=== DATASET EXCERPTS ===
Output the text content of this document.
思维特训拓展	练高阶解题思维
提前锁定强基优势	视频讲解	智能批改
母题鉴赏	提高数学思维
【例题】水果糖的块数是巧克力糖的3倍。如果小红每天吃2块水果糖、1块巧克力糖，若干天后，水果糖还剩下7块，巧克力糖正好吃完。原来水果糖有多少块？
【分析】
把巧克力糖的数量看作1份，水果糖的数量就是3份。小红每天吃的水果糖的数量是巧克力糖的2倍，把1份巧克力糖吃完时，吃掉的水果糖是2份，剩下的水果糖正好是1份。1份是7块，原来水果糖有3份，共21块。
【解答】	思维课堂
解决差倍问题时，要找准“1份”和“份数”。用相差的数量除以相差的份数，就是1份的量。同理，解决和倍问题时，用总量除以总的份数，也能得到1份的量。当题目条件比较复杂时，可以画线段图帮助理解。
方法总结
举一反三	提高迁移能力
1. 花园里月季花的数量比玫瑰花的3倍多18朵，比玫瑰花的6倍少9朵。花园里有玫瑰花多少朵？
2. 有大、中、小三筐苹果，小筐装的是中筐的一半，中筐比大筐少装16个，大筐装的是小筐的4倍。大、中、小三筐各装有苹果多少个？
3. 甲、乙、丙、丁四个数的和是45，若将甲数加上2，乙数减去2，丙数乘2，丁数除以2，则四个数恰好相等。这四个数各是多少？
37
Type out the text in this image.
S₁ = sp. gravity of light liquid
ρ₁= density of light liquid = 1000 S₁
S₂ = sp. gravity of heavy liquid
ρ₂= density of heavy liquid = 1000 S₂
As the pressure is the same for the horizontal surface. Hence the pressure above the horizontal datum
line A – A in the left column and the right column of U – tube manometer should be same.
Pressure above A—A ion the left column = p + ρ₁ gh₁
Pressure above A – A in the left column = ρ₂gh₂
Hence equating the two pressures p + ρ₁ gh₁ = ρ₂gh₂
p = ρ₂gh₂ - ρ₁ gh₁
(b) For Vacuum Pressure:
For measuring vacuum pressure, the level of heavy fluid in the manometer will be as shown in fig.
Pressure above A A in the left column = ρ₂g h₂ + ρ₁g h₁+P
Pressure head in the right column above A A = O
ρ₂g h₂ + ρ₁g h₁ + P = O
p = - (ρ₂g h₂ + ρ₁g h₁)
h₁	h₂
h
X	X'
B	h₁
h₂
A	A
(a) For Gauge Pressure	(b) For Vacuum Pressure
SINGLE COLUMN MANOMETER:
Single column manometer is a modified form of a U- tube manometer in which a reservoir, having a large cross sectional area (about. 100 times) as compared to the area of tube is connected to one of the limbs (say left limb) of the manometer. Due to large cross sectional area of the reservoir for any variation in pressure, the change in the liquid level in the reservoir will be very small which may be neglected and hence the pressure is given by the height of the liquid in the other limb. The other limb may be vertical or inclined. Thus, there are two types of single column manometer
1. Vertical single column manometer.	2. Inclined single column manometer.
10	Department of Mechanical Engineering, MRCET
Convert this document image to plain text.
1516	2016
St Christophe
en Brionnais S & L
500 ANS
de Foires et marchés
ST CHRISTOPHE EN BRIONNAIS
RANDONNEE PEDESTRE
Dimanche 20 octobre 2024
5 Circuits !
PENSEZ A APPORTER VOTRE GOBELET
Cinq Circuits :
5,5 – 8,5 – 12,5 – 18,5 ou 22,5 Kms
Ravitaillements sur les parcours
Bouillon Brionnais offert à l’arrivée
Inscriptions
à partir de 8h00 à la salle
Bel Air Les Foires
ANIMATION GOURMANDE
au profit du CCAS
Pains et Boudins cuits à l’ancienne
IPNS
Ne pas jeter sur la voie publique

=== STATED GOAL ===
Copy out every line in the listing where the word "this" appears.

=== THE OUTPUT ===
Output the text content of this document.
Type out the text in this image.
Convert this document image to plain text.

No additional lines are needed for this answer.